(Stored records)

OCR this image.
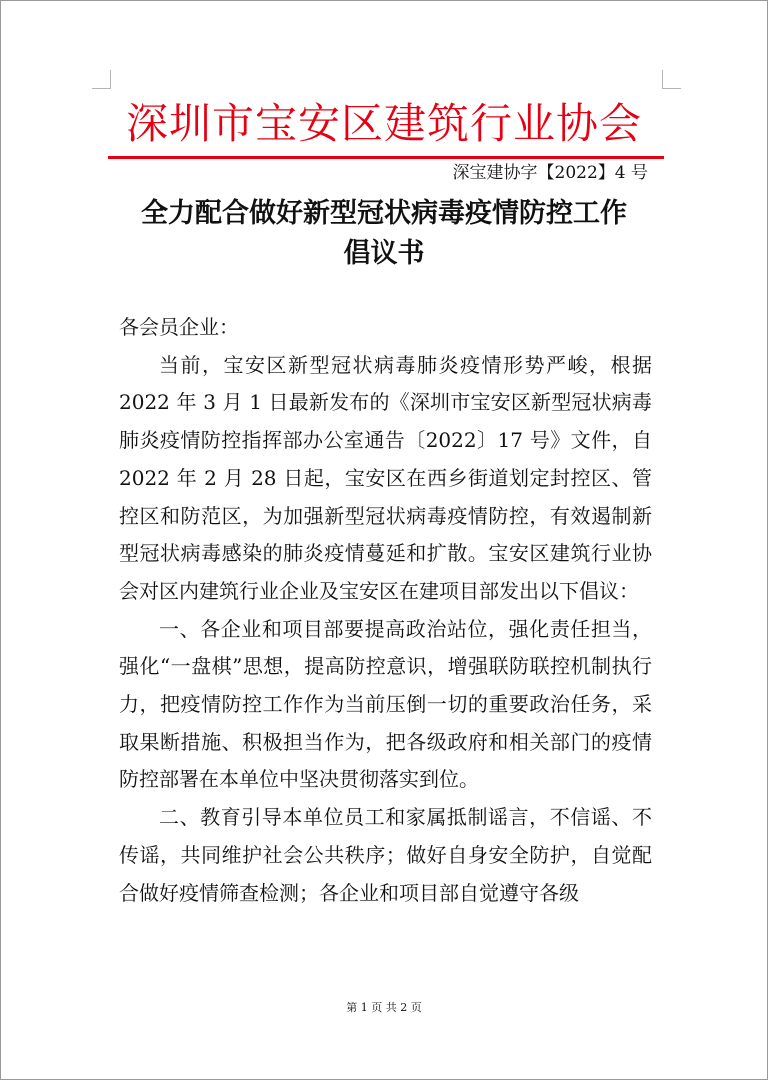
深圳市宝安区建筑行业协会
深宝建协字【2022】4 号
全力配合做好新型冠状病毒疫情防控工作
倡议书

各会员企业：

当前，宝安区新型冠状病毒肺炎疫情形势严峻，根据 2022 年 3 月 1 日最新发布的《深圳市宝安区新型冠状病毒肺炎疫情防控指挥部办公室通告〔2022〕17 号》文件，自 2022 年 2 月 28 日起，宝安区在西乡街道划定封控区、管控区和防范区，为加强新型冠状病毒疫情防控，有效遏制新型冠状病毒感染的肺炎疫情蔓延和扩散。宝安区建筑行业协会对区内建筑行业企业及宝安区在建项目部发出以下倡议：

一、各企业和项目部要提高政治站位，强化责任担当，强化“一盘棋”思想，提高防控意识，增强联防联控机制执行力，把疫情防控工作作为当前压倒一切的重要政治任务，采取果断措施、积极担当作为，把各级政府和相关部门的疫情防控部署在本单位中坚决贯彻落实到位。

二、教育引导本单位员工和家属抵制谣言，不信谣、不传谣，共同维护社会公共秩序；做好自身安全防护，自觉配合做好疫情筛查检测；各企业和项目部自觉遵守各级

第 1 页 共 2 页
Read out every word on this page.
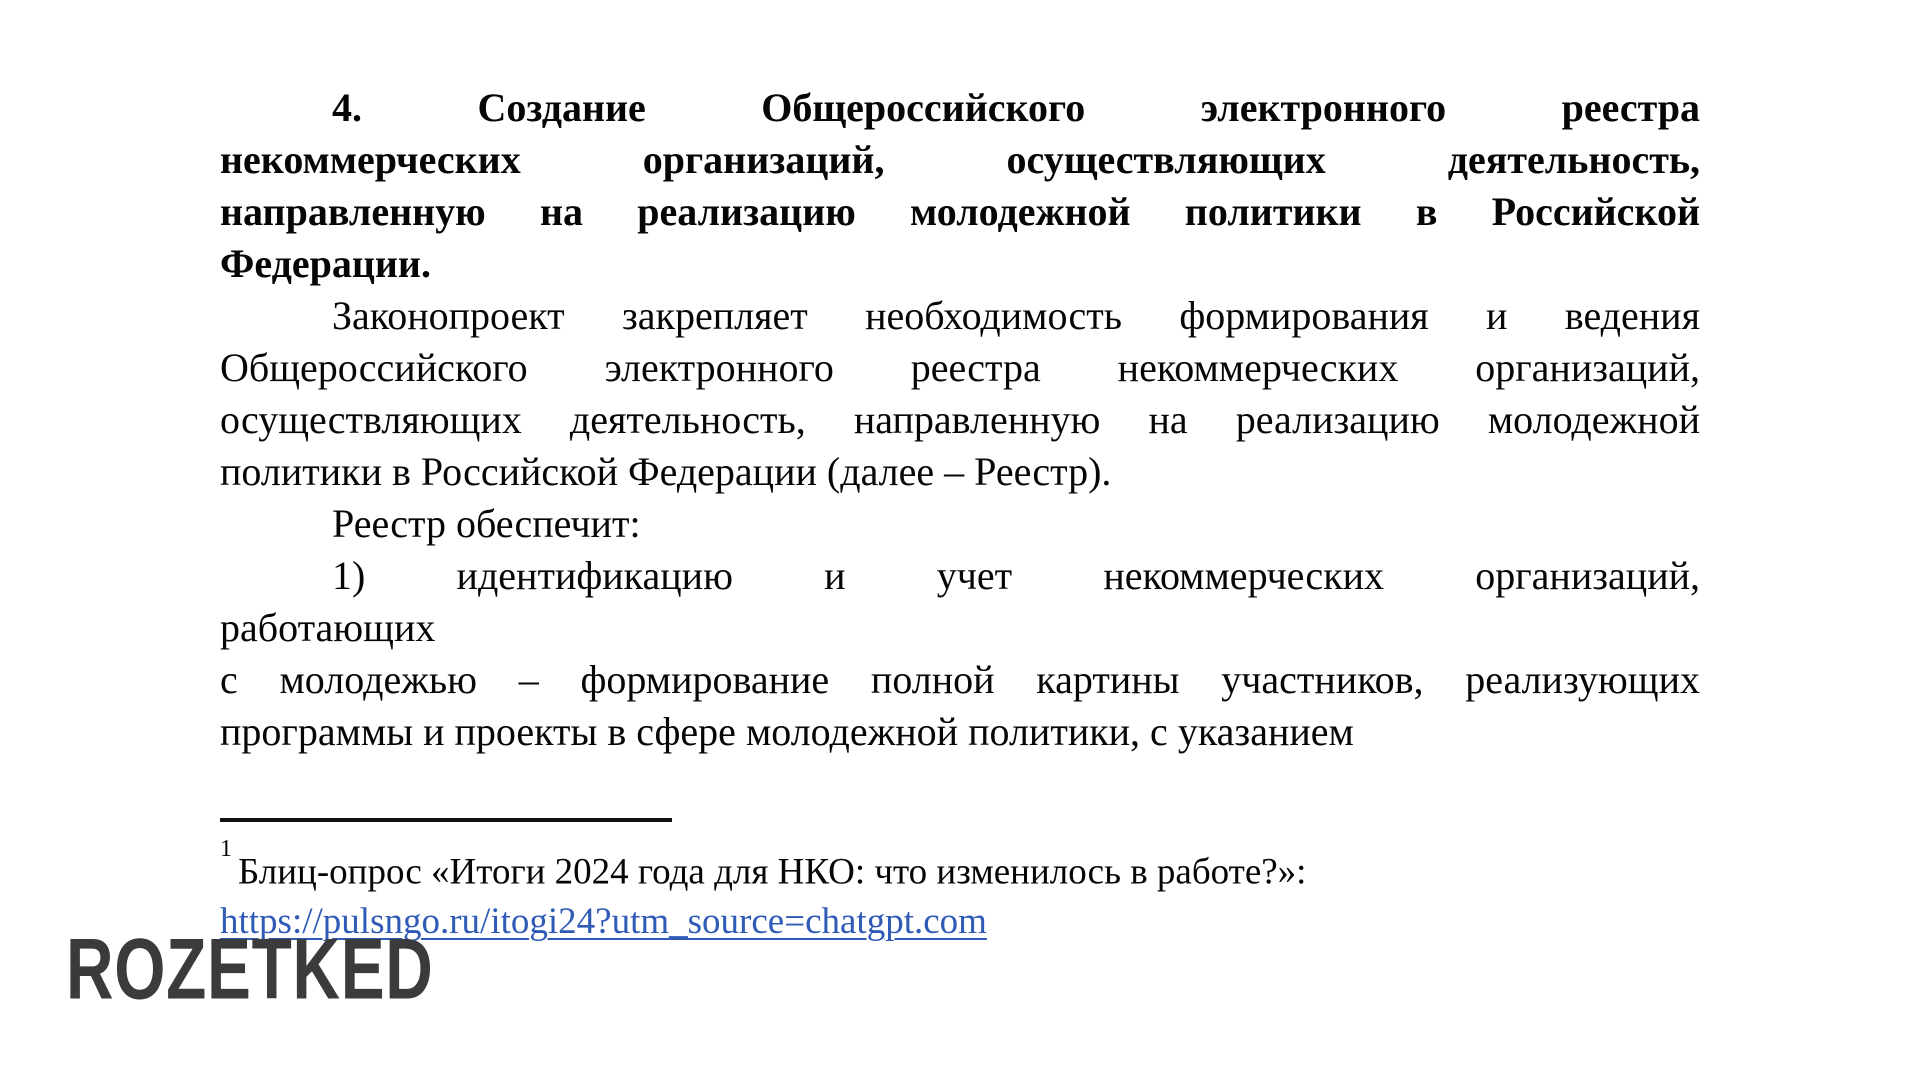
4. Создание Общероссийского электронного реестра
некоммерческих организаций, осуществляющих деятельность,
направленную на реализацию молодежной политики в Российской
Федерации.
Законопроект закрепляет необходимость формирования и ведения
Общероссийского электронного реестра некоммерческих организаций,
осуществляющих деятельность, направленную на реализацию молодежной
политики в Российской Федерации (далее – Реестр).
Реестр обеспечит:
1) идентификацию и учет некоммерческих организаций,
работающих
с молодежью – формирование полной картины участников, реализующих
программы и проекты в сфере молодежной политики, с указанием
$^1$Блиц-опрос «Итоги 2024 года для НКО: что изменилось в работе?»:
https://pulsngo.ru/itogi24?utm_source=chatgpt.com
ROZETKED
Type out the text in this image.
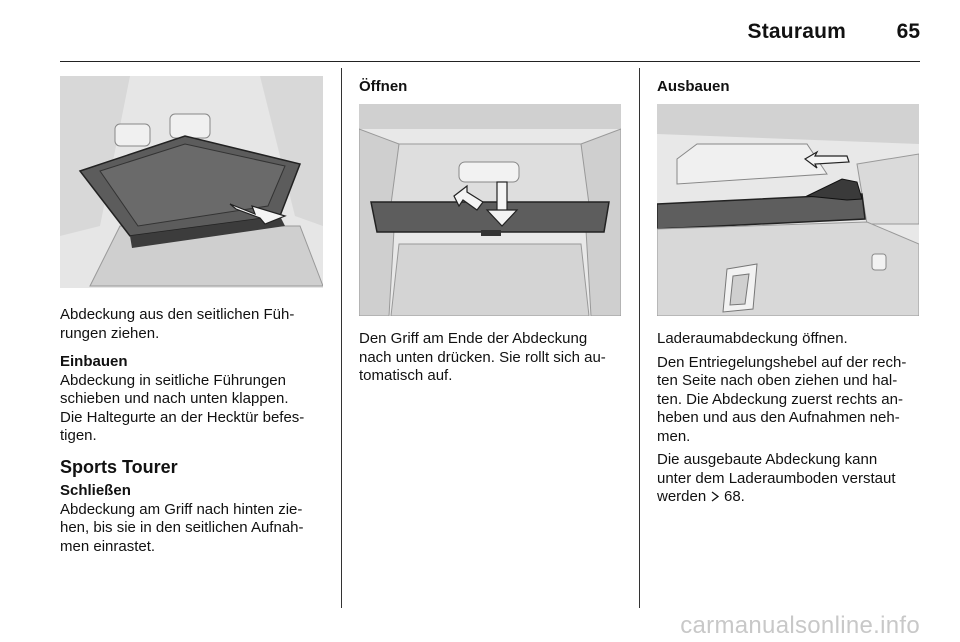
Stauraum 65

Abdeckung aus den seitlichen Füh-

rungen ziehen.

Einbauen

Abdeckung in seitliche Führungen

schieben und nach unten klappen.

Die Haltegurte an der Hecktür befes-

tigen.

Sports Tourer

Schließen

Abdeckung am Griff nach hinten zie-

hen, bis sie in den seitlichen Aufnah-

men einrastet.

Öffnen

Den Griff am Ende der Abdeckung

nach unten drücken. Sie rollt sich au-

tomatisch auf.

Ausbauen

Laderaumabdeckung öffnen.

Den Entriegelungshebel auf der rech-

ten Seite nach oben ziehen und hal-

ten. Die Abdeckung zuerst rechts an-

heben und aus den Aufnahmen neh-

men.

Die ausgebaute Abdeckung kann

unter dem Laderaumboden verstaut

werden 68.

carmanualsonline.info
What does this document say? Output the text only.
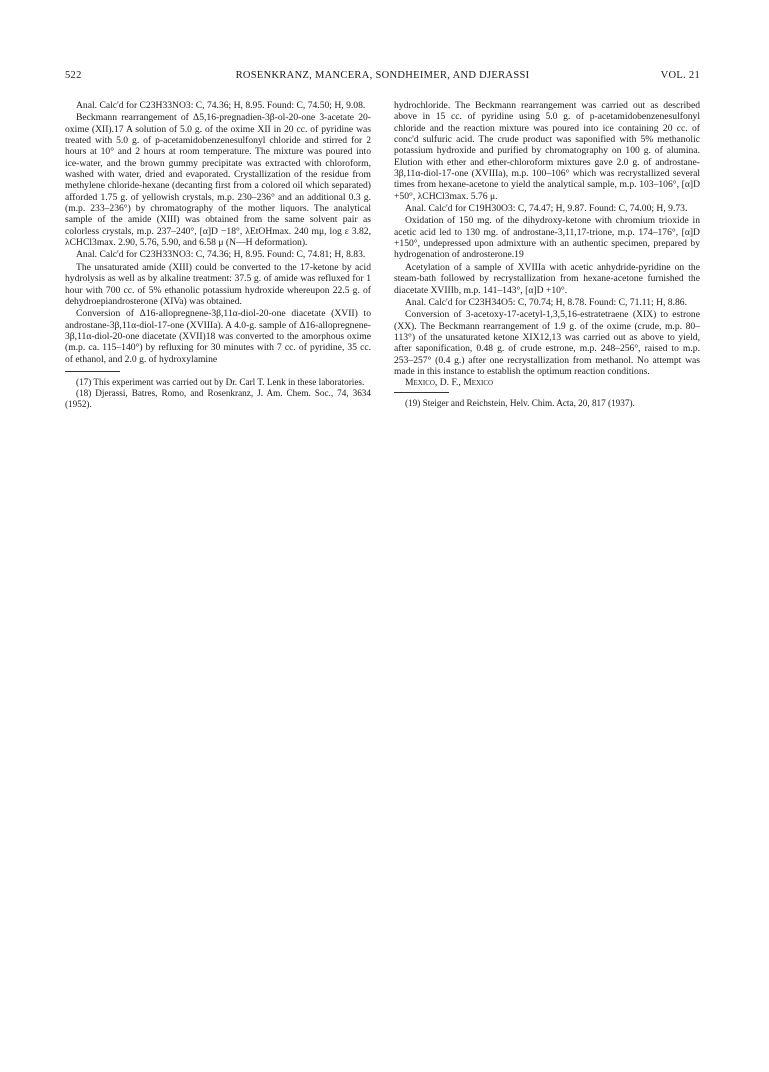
522	ROSENKRANZ, MANCERA, SONDHEIMER, AND DJERASSI	VOL. 21

Anal. Calc'd for C23H33NO3: C, 74.36; H, 8.95. Found: C, 74.50; H, 9.08.

Beckmann rearrangement of Δ5,16-pregnadien-3β-ol-20-one 3-acetate 20-oxime (XII).17 A solution of 5.0 g. of the oxime XII in 20 cc. of pyridine was treated with 5.0 g. of p-acetamidobenzenesulfonyl chloride and stirred for 2 hours at 10° and 2 hours at room temperature. The mixture was poured into ice-water, and the brown gummy precipitate was extracted with chloroform, washed with water, dried and evaporated. Crystallization of the residue from methylene chloride-hexane (decanting first from a colored oil which separated) afforded 1.75 g. of yellowish crystals, m.p. 230–236° and an additional 0.3 g. (m.p. 233–236°) by chromatography of the mother liquors. The analytical sample of the amide (XIII) was obtained from the same solvent pair as colorless crystals, m.p. 237–240°, [α]D −18°, λEtOHmax. 240 mμ, log ε 3.82, λCHCl3max. 2.90, 5.76, 5.90, and 6.58 μ (N—H deformation).

Anal. Calc'd for C23H33NO3: C, 74.36; H, 8.95. Found: C, 74.81; H, 8.83.

The unsaturated amide (XIII) could be converted to the 17-ketone by acid hydrolysis as well as by alkaline treatment: 37.5 g. of amide was refluxed for 1 hour with 700 cc. of 5% ethanolic potassium hydroxide whereupon 22.5 g. of dehydroepiandrosterone (XIVa) was obtained.

Conversion of Δ16-allopregnene-3β,11α-diol-20-one diacetate (XVII) to androstane-3β,11α-diol-17-one (XVIIIa). A 4.0-g. sample of Δ16-allopregnene-3β,11α-diol-20-one diacetate (XVII)18 was converted to the amorphous oxime (m.p. ca. 115–140°) by refluxing for 30 minutes with 7 cc. of pyridine, 35 cc. of ethanol, and 2.0 g. of hydroxylamine

(17) This experiment was carried out by Dr. Carl T. Lenk in these laboratories.

(18) Djerassi, Batres, Romo, and Rosenkranz, J. Am. Chem. Soc., 74, 3634 (1952).

hydrochloride. The Beckmann rearrangement was carried out as described above in 15 cc. of pyridine using 5.0 g. of p-acetamidobenzenesulfonyl chloride and the reaction mixture was poured into ice containing 20 cc. of conc'd sulfuric acid. The crude product was saponified with 5% methanolic potassium hydroxide and purified by chromatography on 100 g. of alumina. Elution with ether and ether-chloroform mixtures gave 2.0 g. of androstane-3β,11α-diol-17-one (XVIIIa), m.p. 100–106° which was recrystallized several times from hexane-acetone to yield the analytical sample, m.p. 103–106°, [α]D +50°, λCHCl3max. 5.76 μ.

Anal. Calc'd for C19H30O3: C, 74.47; H, 9.87. Found: C, 74.00; H, 9.73.

Oxidation of 150 mg. of the dihydroxy-ketone with chromium trioxide in acetic acid led to 130 mg. of androstane-3,11,17-trione, m.p. 174–176°, [α]D +150°, undepressed upon admixture with an authentic specimen, prepared by hydrogenation of androsterone.19

Acetylation of a sample of XVIIIa with acetic anhydride-pyridine on the steam-bath followed by recrystallization from hexane-acetone furnished the diacetate XVIIIb, m.p. 141–143°, [α]D +10°.

Anal. Calc'd for C23H34O5: C, 70.74; H, 8.78. Found: C, 71.11; H, 8.86.

Conversion of 3-acetoxy-17-acetyl-1,3,5,16-estratetraene (XIX) to estrone (XX). The Beckmann rearrangement of 1.9 g. of the oxime (crude, m.p. 80–113°) of the unsaturated ketone XIX12,13 was carried out as above to yield, after saponification, 0.48 g. of crude estrone, m.p. 248–256°, raised to m.p. 253–257° (0.4 g.) after one recrystallization from methanol. No attempt was made in this instance to establish the optimum reaction conditions.

Mexico, D. F., Mexico

(19) Steiger and Reichstein, Helv. Chim. Acta, 20, 817 (1937).
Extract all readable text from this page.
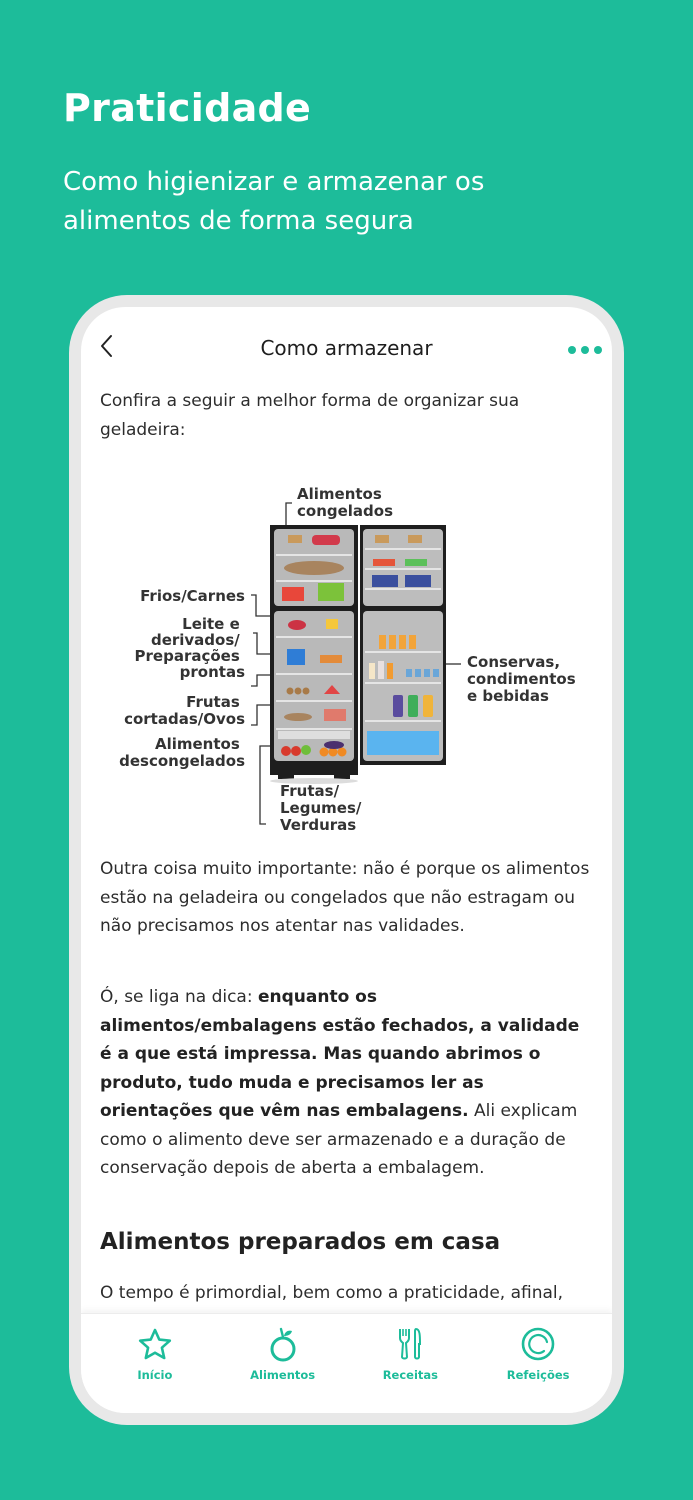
Praticidade
Como higienizar e armazenar os alimentos de forma segura
Como armazenar

Confira a seguir a melhor forma de organizar sua geladeira:

Alimentos congelados
Frios/Carnes
Leite e derivados/ Preparações prontas
Frutas cortadas/Ovos
Alimentos descongelados
Frutas/ Legumes/ Verduras
Conservas, condimentos e bebidas

Outra coisa muito importante: não é porque os alimentos estão na geladeira ou congelados que não estragam ou não precisamos nos atentar nas validades.

Ó, se liga na dica: enquanto os alimentos/embalagens estão fechados, a validade é a que está impressa. Mas quando abrimos o produto, tudo muda e precisamos ler as orientações que vêm nas embalagens. Ali explicam como o alimento deve ser armazenado e a duração de conservação depois de aberta a embalagem.

Alimentos preparados em casa

O tempo é primordial, bem como a praticidade, afinal,

Início	Alimentos	Receitas	Refeições
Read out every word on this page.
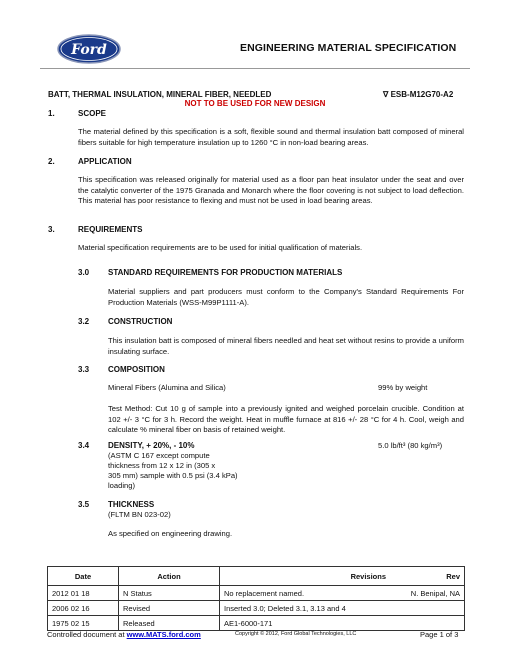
Ford	ENGINEERING MATERIAL SPECIFICATION
BATT, THERMAL INSULATION, MINERAL FIBER, NEEDLED	∇ ESB-M12G70-A2
NOT TO BE USED FOR NEW DESIGN
1.	SCOPE
The material defined by this specification is a soft, flexible sound and thermal insulation batt composed of mineral fibers suitable for high temperature insulation up to 1260 °C in non-load bearing areas.
2.	APPLICATION
This specification was released originally for material used as a floor pan heat insulator under the seat and over the catalytic converter of the 1975 Granada and Monarch where the floor covering is not subject to load deflection. This material has poor resistance to flexing and must not be used in load bearing areas.
3.	REQUIREMENTS
Material specification requirements are to be used for initial qualification of materials.
3.0 STANDARD REQUIREMENTS FOR PRODUCTION MATERIALS
Material suppliers and part producers must conform to the Company's Standard Requirements For Production Materials (WSS-M99P1111-A).
3.2 CONSTRUCTION
This insulation batt is composed of mineral fibers needled and heat set without resins to provide a uniform insulating surface.
3.3 COMPOSITION
Mineral Fibers (Alumina and Silica)	99% by weight
Test Method: Cut 10 g of sample into a previously ignited and weighed porcelain crucible. Condition at 102 +/- 3 °C for 3 h. Record the weight. Heat in muffle furnace at 816 +/- 28 °C for 4 h. Cool, weigh and calculate % mineral fiber on basis of retained weight.
3.4 DENSITY, + 20%, - 10%
(ASTM C 167 except compute
thickness from 12 x 12 in (305 x
305 mm) sample with 0.5 psi (3.4 kPa)
loading)
5.0 lb/ft³ (80 kg/m³)
3.5 THICKNESS
(FLTM BN 023-02)
As specified on engineering drawing.
Date	Action	Revisions	Rev
2012 01 18	N Status	No replacement named.	N. Benipal, NA
2006 02 16	Revised	Inserted 3.0; Deleted 3.1, 3.13 and 4	
1975 02 15	Released	AE1-6000-171	
Controlled document at www.MATS.ford.com	Copyright © 2012, Ford Global Technologies, LLC	Page 1 of 3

The exercise:
Exactly how many lines in the data above contain the word "image"? Respond with the number and nothing more.

The reply:
2